*Consignes:*
**a)** Répondez brièvement aux questions suivantes à l'aide du texte sur les pratiques constitutionnelles de J. Chirac.
(i) À quelle date J. Chirac a-t-il décidé de promulguer la loi sur le CPE ?
(ii) Qui J. Chirac nomme-t-il en 1995 ?
(iii) À combien d'années l'usage de F. Mitterrand limite-t-il la coexistence ?
**b)** Pour chacune des affirmations suivantes, indiquez par oui ou par non si elle est conforme au texte sur les pratiques constitutionnelles de J. Chirac, en citant les mots du texte qui permettent de trancher.
(i) J. Chirac a promulgué la loi sur le CPE en annonçant que toutes ses dispositions s'appliqueraient.
(ii) La dissolution de 1997 s'inscrit dans la lignée d'un précédent.
(iii) La personne nommée chef du gouvernement en 1995 s'était fermement opposée à E. Balladur pendant la campagne.
**c)** Poursuivez le texte sur les pratiques constitutionnelles de J. Chirac à partir de sa dernière phrase.

*Texte proposé:*

+++++

Le chef de l’État de la République française, J. Chirac a donc décidé le 31 mars de promulguer la loi sur le Contrat Première Embauche (CPE), tout en signifiant immédiatement que deux de ses dispositions clés ne s’appliqueront pas. Il s’agit d’une nouvelle innovation de l’ancien Premier ministre de Valéry Giscard d’Estaing, qui devenu président, multiplie les pratiques originales dont le sens constitutionnel est peu compréhensible.
Premier point : en nommant A. Juppé en 1995, il utilise un pouvoir propre de la Constitution, majeur en matière d’arbitrage des pouvoirs publics, à contresens.
En effet, il désigne ainsi un proche, fermement opposé pendant la campagne à son rival, E. Balladur, comme chef du gouvernement. Via une telle nomination, aucun signe de réconciliation n’est envoyé à la majorité parlementaire préexistant à son élection. L’ancien Premier ministre de F. Mitterrand avait fidélisé un nombre certain de députés, qui veillent en conséquence entre 1995 et 1997 à fournir des soutiens critiques au présidentialisme chiraquien. Ils consentent d’autant plus à exprimer leurs réserves que la rue (déjà), rattrape J. Chirac. A. Juppé est très rapidement peu légitime.
Second point : en 1997, faut-il revenir sur l’innovation institutionnelle que constitue la dissolution tactique ? Oui. La décision relève également d’un pouvoir propre majeur. Son usage, une fois n’est pas coutume, ne correspond à aucun précédent.
Voici donc, en cas de victoire pour resserrer la majorité autour de J. Chirac , en cas de défaite pour ne rester que la seule tête d’opposition stabilisée, prise une décision certes conjoncturellement contre-productive, mais surtout institutionnellement non conforme à la pratique de la Ve République. L’usage de F. Mitterrand limite à deux ans la coexistence, l’exercice indiquant déjà ses insuffisances. Sans doute une certaine sagesse eût-elle recommandé à J. Chirac d’interrompre celle menée avec L. Jospin après un tel délai 1 . Les constats ont été faits : la coexistence institutionnelle fatigue les dyarches, use l’opinion, vieillit la politique. « Vieillis, usés, fatigués », tels étaient les deux candidats du premier tour de la Présidentielle de 2002, débouchant sur une réélection atypique, ne donnant pas un sens structurant au jeu politique pour le second mandat.

+++++

*Jeu de données:*
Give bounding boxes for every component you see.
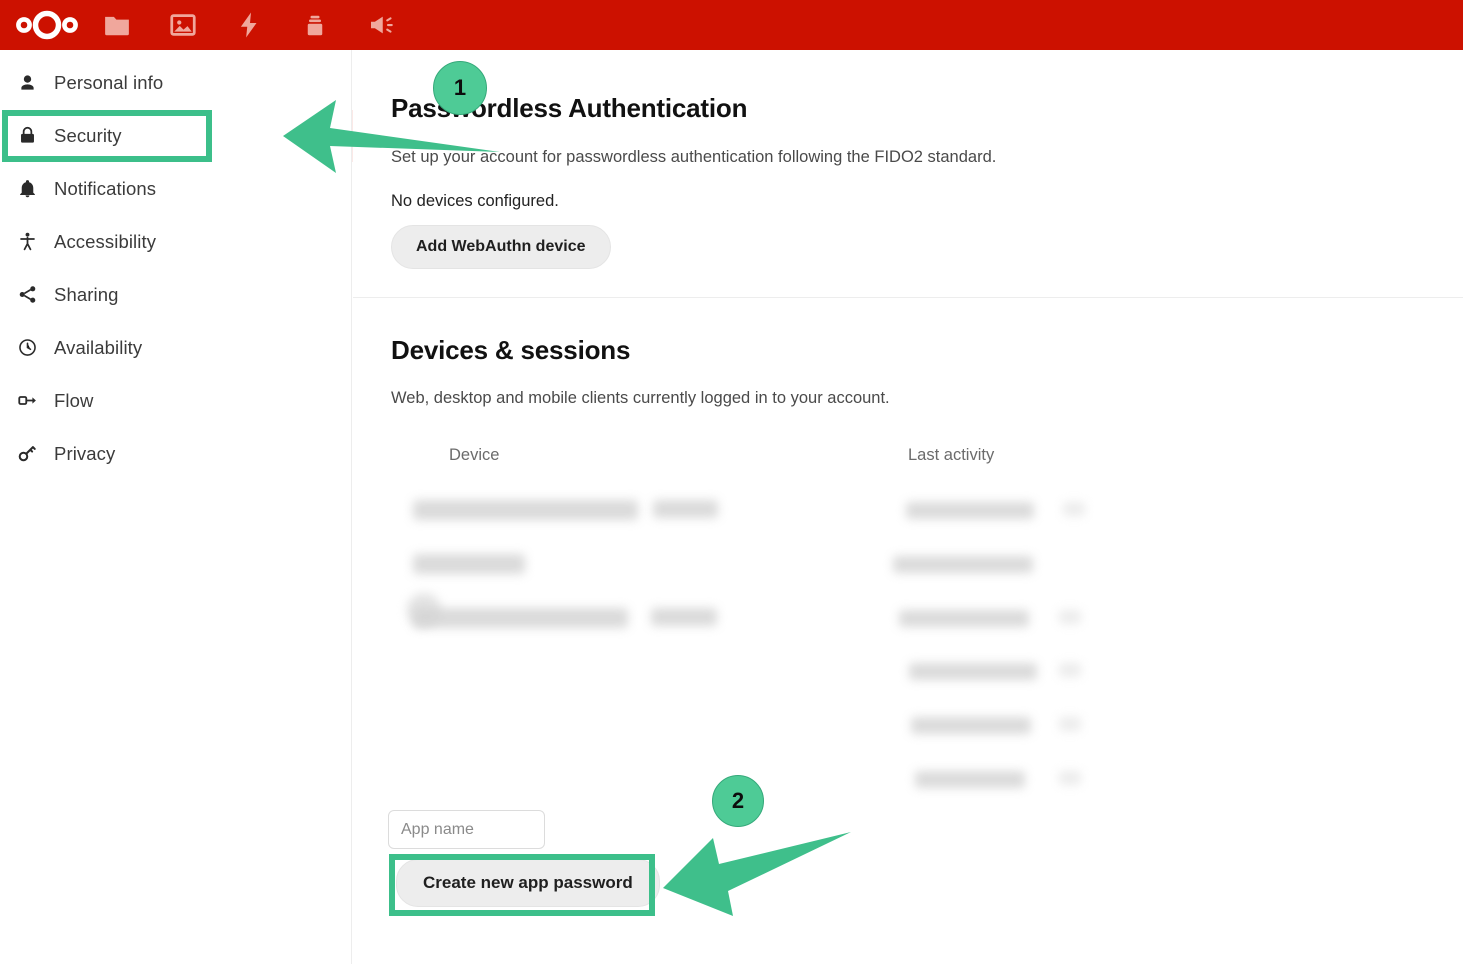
sidebar-item-label: Accessibility (54, 230, 157, 252)
sidebar-item-notifications[interactable]: Notifications (0, 162, 351, 215)
flow-icon (10, 390, 44, 411)
deck-icon[interactable] (282, 0, 348, 50)
app-name-input[interactable] (388, 810, 545, 849)
activity-icon[interactable] (216, 0, 282, 50)
lock-icon (10, 125, 44, 146)
share-icon (10, 284, 44, 305)
passwordless-authentication-section: Passwordless Authentication Set up your … (391, 93, 1421, 269)
sidebar-item-sharing[interactable]: Sharing (0, 268, 351, 321)
column-header-device: Device (449, 446, 500, 464)
section-divider (353, 297, 1463, 298)
accessibility-icon (10, 231, 44, 252)
sidebar-item-label: Flow (54, 389, 94, 411)
photos-icon[interactable] (150, 0, 216, 50)
sidebar-item-label: Availability (54, 336, 143, 358)
passwordless-title: Passwordless Authentication (391, 93, 748, 123)
passwordless-description: Set up your account for passwordless aut… (391, 148, 997, 166)
key-icon (10, 443, 44, 464)
nextcloud-logo[interactable] (10, 0, 84, 50)
devices-title: Devices & sessions (391, 335, 631, 365)
column-header-last-activity: Last activity (908, 446, 995, 464)
sidebar-item-label: Personal info (54, 71, 164, 93)
sidebar-item-label: Security (54, 124, 122, 146)
sidebar-item-accessibility[interactable]: Accessibility (0, 215, 351, 268)
clock-icon (10, 337, 44, 358)
devices-description: Web, desktop and mobile clients currentl… (391, 389, 890, 407)
announcements-icon[interactable] (348, 0, 414, 50)
bell-icon (10, 178, 44, 199)
top-app-bar (0, 0, 1463, 50)
sidebar-item-personal-info[interactable]: Personal info (0, 56, 351, 109)
settings-sidebar: Personal info Security Notifications Acc… (0, 50, 352, 964)
sidebar-item-label: Sharing (54, 283, 119, 305)
sidebar-item-availability[interactable]: Availability (0, 321, 351, 374)
devices-sessions-section: Devices & sessions Web, desktop and mobi… (391, 335, 1421, 408)
sidebar-item-label: Notifications (54, 177, 157, 199)
sidebar-item-privacy[interactable]: Privacy (0, 427, 351, 480)
sidebar-item-label: Privacy (54, 442, 116, 464)
settings-main-content: Passwordless Authentication Set up your … (353, 50, 1463, 964)
files-icon[interactable] (84, 0, 150, 50)
create-new-app-password-button[interactable]: Create new app password (396, 859, 660, 907)
add-webauthn-device-button[interactable]: Add WebAuthn device (391, 225, 611, 269)
passwordless-status: No devices configured. (391, 192, 559, 210)
sidebar-item-flow[interactable]: Flow (0, 374, 351, 427)
person-icon (10, 72, 44, 93)
sidebar-item-security[interactable]: Security (0, 109, 351, 162)
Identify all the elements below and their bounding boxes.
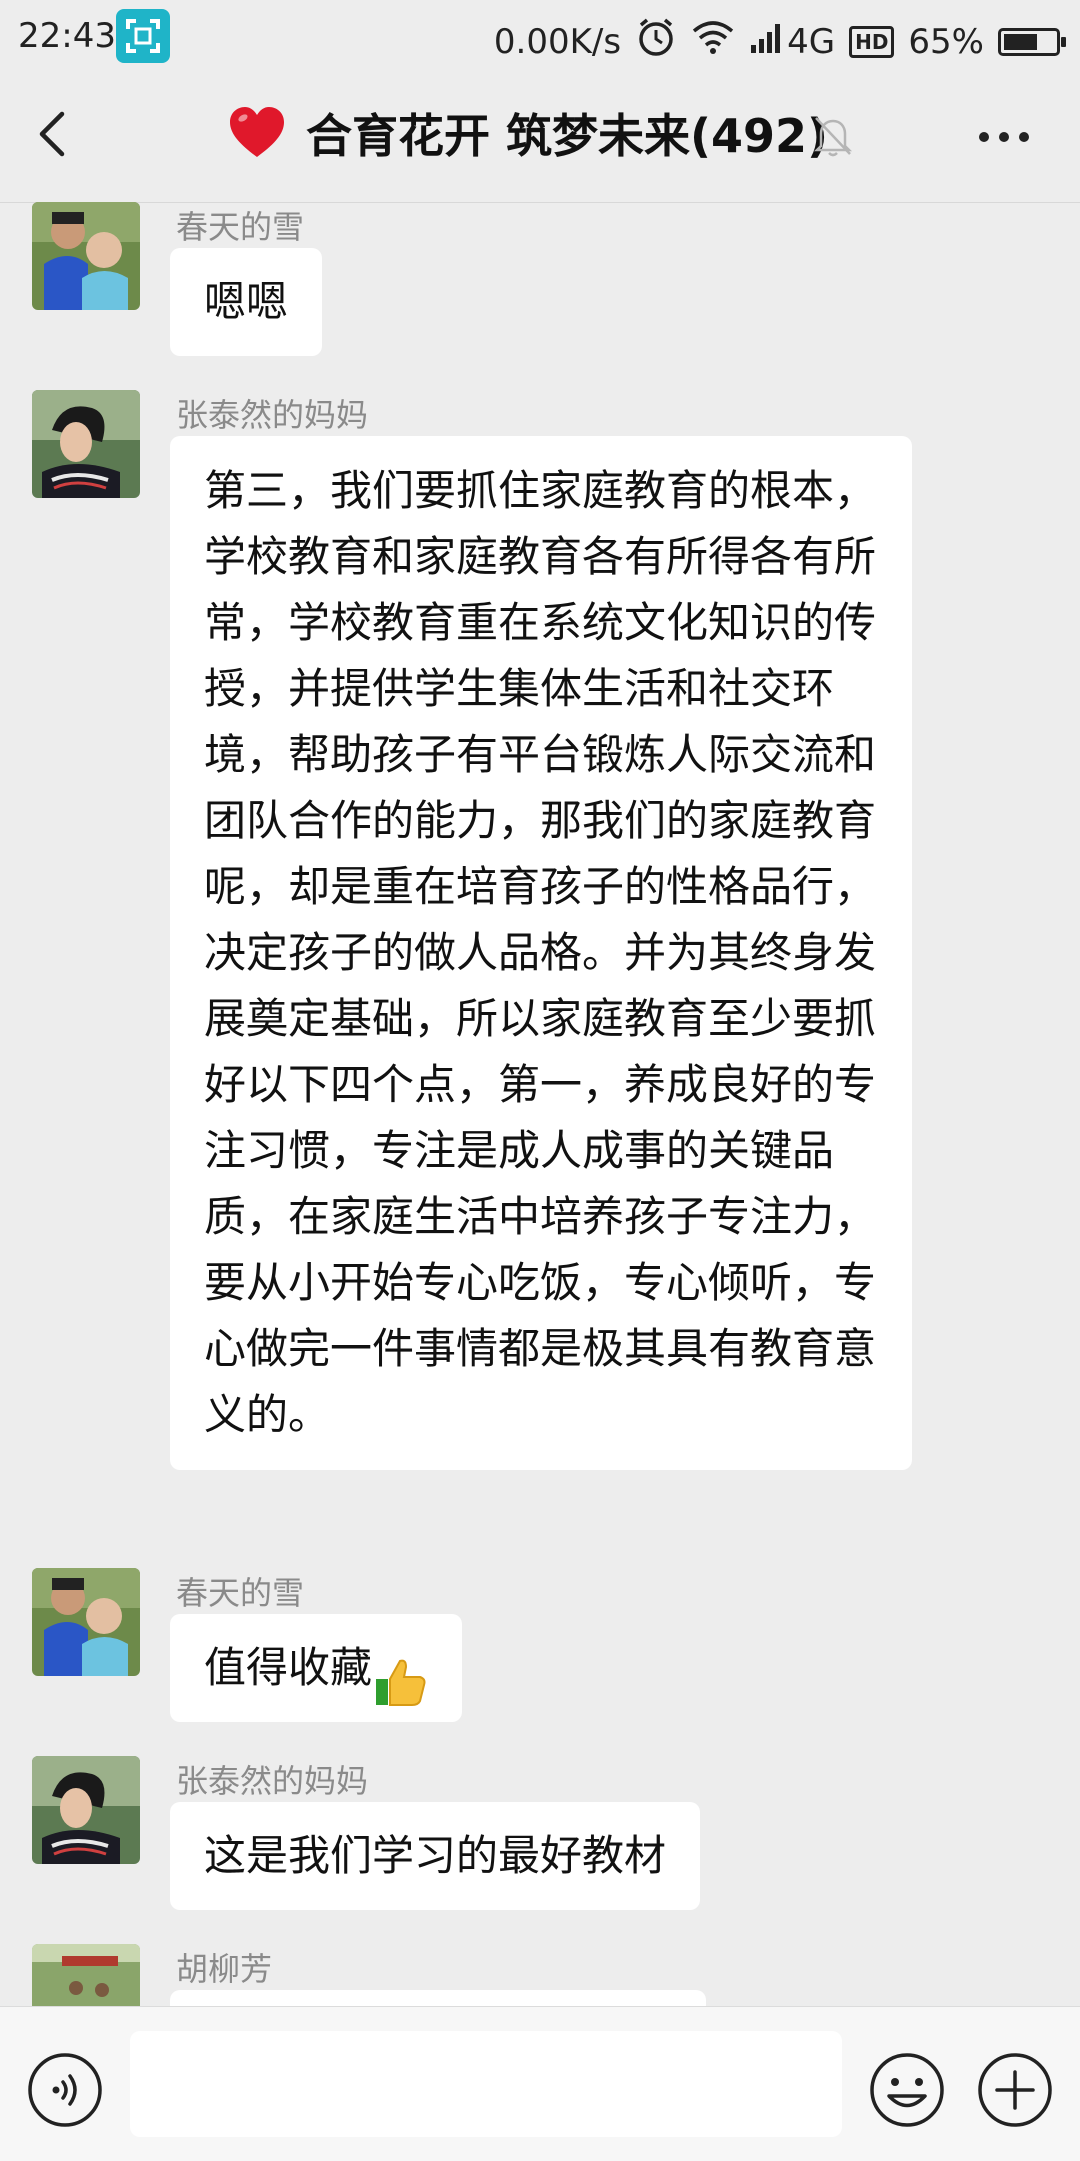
sender-name: 春天的雪 — [176, 1574, 305, 1612]
battery-text: 65% — [908, 21, 984, 62]
chevron-left-icon[interactable] — [26, 104, 86, 164]
avatar[interactable] — [32, 202, 140, 310]
sender-name: 胡柳芳 — [176, 1950, 273, 1988]
page-title: 合育花开 筑梦未来(492) — [306, 109, 829, 163]
message-bubble[interactable]: 这是我们学习的最好教材 — [170, 1802, 701, 1910]
status-bar: 22:43 0.00K/s 4G HD 65% — [0, 0, 1080, 74]
avatar[interactable] — [32, 390, 140, 498]
heart-icon — [228, 105, 286, 161]
screenshot-icon — [116, 9, 170, 63]
more-dots-icon[interactable] — [976, 112, 1032, 162]
message-bubble[interactable]: 第三，我们要抓住家庭教育的根本，学校教育和家庭教育各有所得各有所常，学校教育重在… — [170, 436, 912, 1470]
avatar[interactable] — [32, 1944, 140, 2006]
wifi-icon — [691, 19, 735, 64]
sender-name: 张泰然的妈妈 — [176, 396, 369, 434]
signal-icon — [749, 21, 785, 62]
avatar[interactable] — [32, 1756, 140, 1864]
message-input[interactable] — [130, 2031, 842, 2137]
sender-name: 张泰然的妈妈 — [176, 1762, 369, 1800]
avatar[interactable] — [32, 1568, 140, 1676]
hd-badge: HD — [849, 25, 895, 58]
thumbs-up-emoji — [372, 1643, 428, 1706]
alarm-icon — [635, 16, 677, 67]
plus-icon[interactable] — [976, 2051, 1054, 2129]
emoji-icon[interactable] — [868, 2051, 946, 2129]
voice-icon[interactable] — [26, 2051, 104, 2129]
message-bubble[interactable]: 值得收藏 — [170, 1614, 463, 1722]
battery-icon — [998, 27, 1066, 56]
message-bubble[interactable]: 嗯嗯 — [170, 248, 323, 356]
network-type: 4G — [787, 21, 836, 62]
chat-header: 合育花开 筑梦未来(492) — [0, 74, 1080, 203]
input-bar — [0, 2006, 1080, 2161]
status-time: 22:43 — [18, 16, 116, 56]
message-text: 值得收藏 — [204, 1643, 373, 1692]
message-bubble[interactable] — [170, 1990, 706, 2006]
header-title-group: 合育花开 筑梦未来(492) — [228, 100, 828, 166]
sender-name: 春天的雪 — [176, 208, 305, 246]
network-speed: 0.00K/s — [493, 21, 622, 62]
bell-off-icon — [812, 114, 854, 158]
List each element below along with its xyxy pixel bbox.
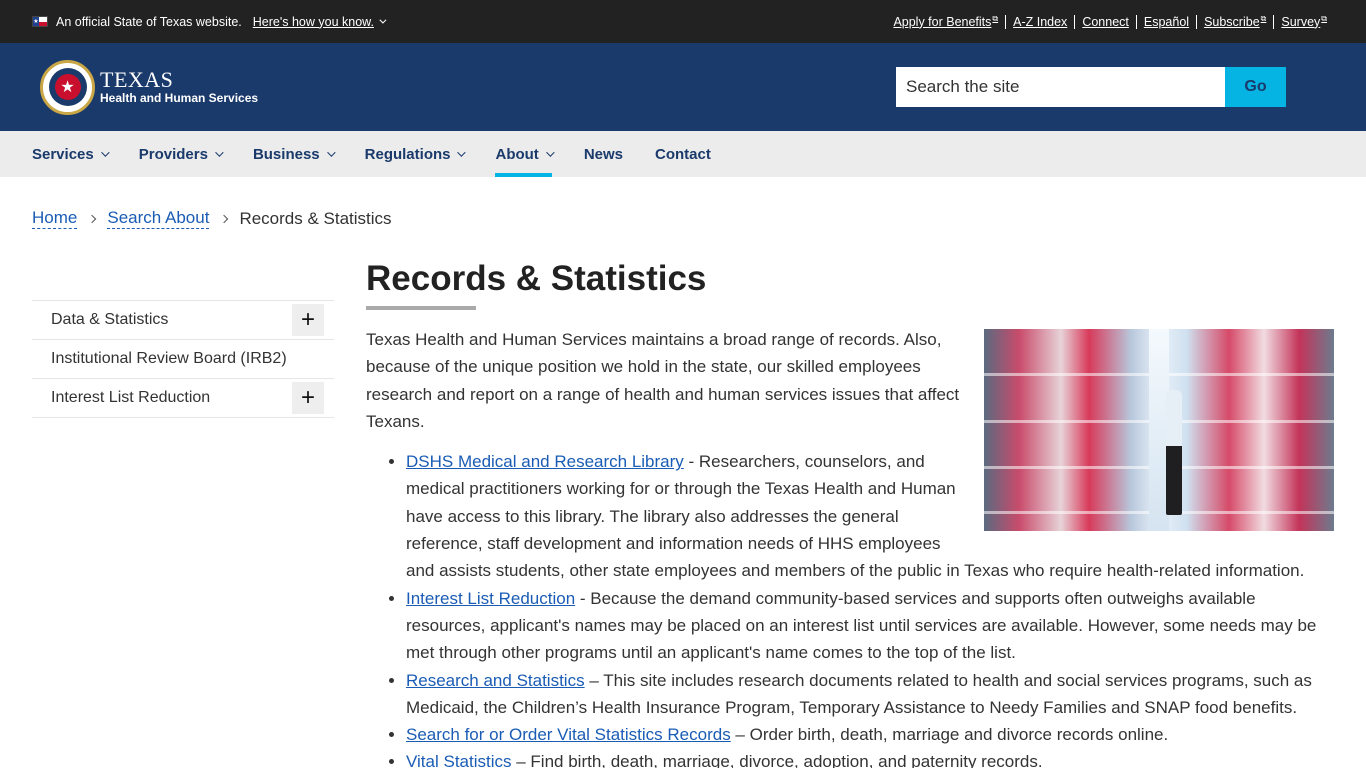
nav-news[interactable]: News: [584, 131, 623, 177]
nav-about[interactable]: About: [495, 131, 555, 177]
external-link-icon: ⧉: [1321, 13, 1327, 23]
vital-records-order-link[interactable]: Search for or Order Vital Statistics Rec…: [406, 725, 731, 744]
list-item-text: – Order birth, death, marriage and divor…: [730, 725, 1169, 745]
chevron-down-icon: [545, 148, 555, 157]
breadcrumb-home-link[interactable]: Home: [32, 208, 78, 229]
main-nav: Services Providers Business Regulations …: [0, 131, 1366, 177]
nav-providers[interactable]: Providers: [139, 131, 224, 177]
records-archive-image: [984, 329, 1334, 531]
vital-statistics-link[interactable]: Vital Statistics: [406, 752, 512, 768]
interest-list-reduction-link[interactable]: Interest List Reduction: [406, 589, 575, 608]
list-item: Vital Statistics – Find birth, death, ma…: [406, 748, 1334, 768]
external-link-icon: ⧉: [1260, 13, 1267, 23]
nav-contact[interactable]: Contact: [655, 131, 711, 177]
chevron-down-icon: [379, 16, 387, 24]
list-item: Interest List Reduction - Because the de…: [406, 585, 1334, 667]
chevron-down-icon: [457, 148, 467, 157]
utility-links: Apply for Benefits ⧉ A-Z Index Connect Es…: [886, 13, 1334, 29]
main-content: Records & Statistics Texas Health and Hu…: [366, 256, 1334, 768]
site-search: Go: [896, 67, 1286, 107]
connect-link[interactable]: Connect: [1074, 14, 1136, 29]
search-input[interactable]: [896, 67, 1225, 107]
logo-subtitle: Health and Human Services: [100, 91, 259, 105]
sidebar-item-label: Institutional Review Board (IRB2): [51, 350, 287, 367]
nav-business[interactable]: Business: [253, 131, 336, 177]
sidebar-nav: Data & Statistics + Institutional Review…: [32, 300, 334, 418]
search-go-button[interactable]: Go: [1225, 67, 1286, 107]
sidebar-item-data-statistics[interactable]: Data & Statistics +: [32, 301, 334, 340]
apply-for-benefits-link[interactable]: Apply for Benefits ⧉: [886, 13, 1005, 29]
sidebar-item-irb2[interactable]: Institutional Review Board (IRB2): [32, 340, 334, 379]
official-text: An official State of Texas website.: [56, 14, 242, 29]
chevron-right-icon: [88, 214, 97, 223]
chevron-down-icon: [326, 148, 336, 157]
page-title: Records & Statistics: [366, 259, 707, 298]
hhs-logo-link[interactable]: ★ TEXAS Health and Human Services: [40, 59, 259, 115]
logo-title: TEXAS: [100, 67, 174, 92]
how-you-know-label: Here's how you know.: [252, 14, 374, 29]
expand-plus-icon[interactable]: +: [292, 382, 324, 414]
official-banner: ★ An official State of Texas website. He…: [0, 0, 1366, 43]
list-item: Research and Statistics – This site incl…: [406, 667, 1334, 722]
breadcrumb-current: Records & Statistics: [239, 208, 392, 228]
external-link-icon: ⧉: [992, 13, 999, 23]
dshs-library-link[interactable]: DSHS Medical and Research Library: [406, 452, 684, 471]
texas-seal-icon: ★: [40, 59, 95, 115]
chevron-right-icon: [220, 214, 229, 223]
sidebar-item-label: Interest List Reduction: [51, 389, 211, 406]
nav-services[interactable]: Services: [32, 131, 110, 177]
nav-regulations[interactable]: Regulations: [365, 131, 467, 177]
survey-link[interactable]: Survey ⧉: [1273, 13, 1334, 29]
texas-flag-icon: ★: [32, 16, 48, 27]
list-item: Search for or Order Vital Statistics Rec…: [406, 721, 1334, 748]
sidebar-item-label: Data & Statistics: [51, 311, 169, 328]
espanol-link[interactable]: Español: [1135, 14, 1196, 29]
how-you-know-toggle[interactable]: Here's how you know.: [252, 14, 387, 29]
chevron-down-icon: [100, 148, 110, 157]
subscribe-link[interactable]: Subscribe ⧉: [1196, 13, 1273, 29]
expand-plus-icon[interactable]: +: [292, 304, 324, 336]
sidebar-item-interest-list-reduction[interactable]: Interest List Reduction +: [32, 379, 334, 418]
list-item-text: – Find birth, death, marriage, divorce, …: [511, 752, 1043, 768]
title-underline: [366, 306, 476, 310]
research-statistics-link[interactable]: Research and Statistics: [406, 671, 585, 690]
az-index-link[interactable]: A-Z Index: [1005, 14, 1074, 29]
chevron-down-icon: [215, 148, 224, 157]
site-header: ★ TEXAS Health and Human Services Go: [0, 43, 1366, 131]
breadcrumb-search-about-link[interactable]: Search About: [107, 208, 210, 229]
breadcrumb: Home Search About Records & Statistics: [32, 208, 392, 229]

+++++

*Corrigé:*
**a)**
(i) Le 31 mars.
(ii) A. Juppé.
(iii) À deux ans.

**b)**
(i) Non : « tout en signifiant immédiatement que deux de ses dispositions clés ne s’appliqueront pas ».
(ii) Non : « Son usage, une fois n’est pas coutume, ne correspond à aucun précédent. »
(iii) Oui : « il désigne ainsi un proche, fermement opposé pendant la campagne à son rival, E. Balladur, comme chef du gouvernement ».

**c)**
Troisième point : en 2000, lors de la dernière cohabitation est décidé le vote du quinquennat. Autre opération tactique, cette révision est rétrospectivement une erreur, dans la mesure où elle n’a contribué en rien à revaloriser les pratiques politiques.
Le vote du quinquennat illustre d’abord à quel point, une conception jacobine du droit conduit à des réformes par le haut, centrées sur des objets juridiques fondamentaux (la Constitution), alors que la crise sourd des pratiques (soit des normes et des acteurs politiques, élitaires,…). Les apports de la psychosociologie permettent peut-être de penser ce phénomène sous l’angle du transfert. Si des ajustements constitutionnels sont requis, le débat lancinant sur la Ve République masque le même penchant à se défouler sur les constructions lointaines pour mieux délaisser la révision des comportements ordinaires… Ce fait social bloque notre société.
Ensuite, ce raccourcissement de la temporalité présidentielle, après une cohabitation trop longue, participe dans l’immédiat d’une confusion des statuts de président et de Premier ministre. Il y a moins à la tête de l’État en France, un rôle clairement distinct institutionnalisant le temps long, celui de la réflexion, celui de la garantie au sens plein et non arbitral, de grandes orientations. Or, le politique est par définition le point de cohérence de l’historicité et doit publiquement assumer et légitimer l’intégration dans la longue durée des événements et des institutions… Un statut lisible pour assurer une telle fonction ne relève pas seulement d’un avatar monarchique. Le quinquennat sanctionne en partie la dissolution du statut présidentiel ; pour donner du sens à son pouvoir, il reste néanmoins en droit au chef de l’État, la possibilité de changer de Premier ministre ou la possibilité de dissoudre...
Quatrième point : en 2004, après des régionales sanction pour le gouvernement de J.-P. Raffarin, dans la perspective d’un référendum programmé sur l’Europe, J. Chirac devait au moins un an avant, désigner un nouveau Premier ministre pour relancer la mise en œuvre offensive des politiques.
Rien n’y fît : ni le précédent gaullien (Pompidou/Couve de Murville), – il est vrai peu invocable puisque débouchant sur la défaite –, ni le précédent mitterrandien, débouchant lui sur la victoire (Maastricht). La campagne référendaire a donc donné avec la complicité de L. Fabius, le résultat connu : un échec de politique européenne présidentialisée, un débat présidentiel antidaté de deux ans, qui laisse augurer d’un nouveau malentendu public en 2007, et d’une fin de mandat plus difficile encore que celle de F. Mitterrand après 1993.
Cinquième point : à ce sujet, la énième décision institutionnelle chiraquienne « innovante » est donc relative au CPE. Elle surprend pour son non sens juridique : promulguer une loi pour la dédire quelques jours plus tard, alors que dans le même temps, l’exécutif demande au parlement de modifier ses pratiques pour faire moins de lois, et de « bonnes » lois, est contradictoire.
Mais la rationalité utilitariste tactique, une fois encore, donne sens à la décision. Avec le référendum et le CPE, J. Chirac trouve-t-il l’occasion à quelques mois de la présidentielle, de renforcer le désordre politique à gauche et à contrario de mieux ranger son camp sous la bannière d’un chef incontesté ? Il semble dans tous les cas préserver quelques chances d’y parvenir.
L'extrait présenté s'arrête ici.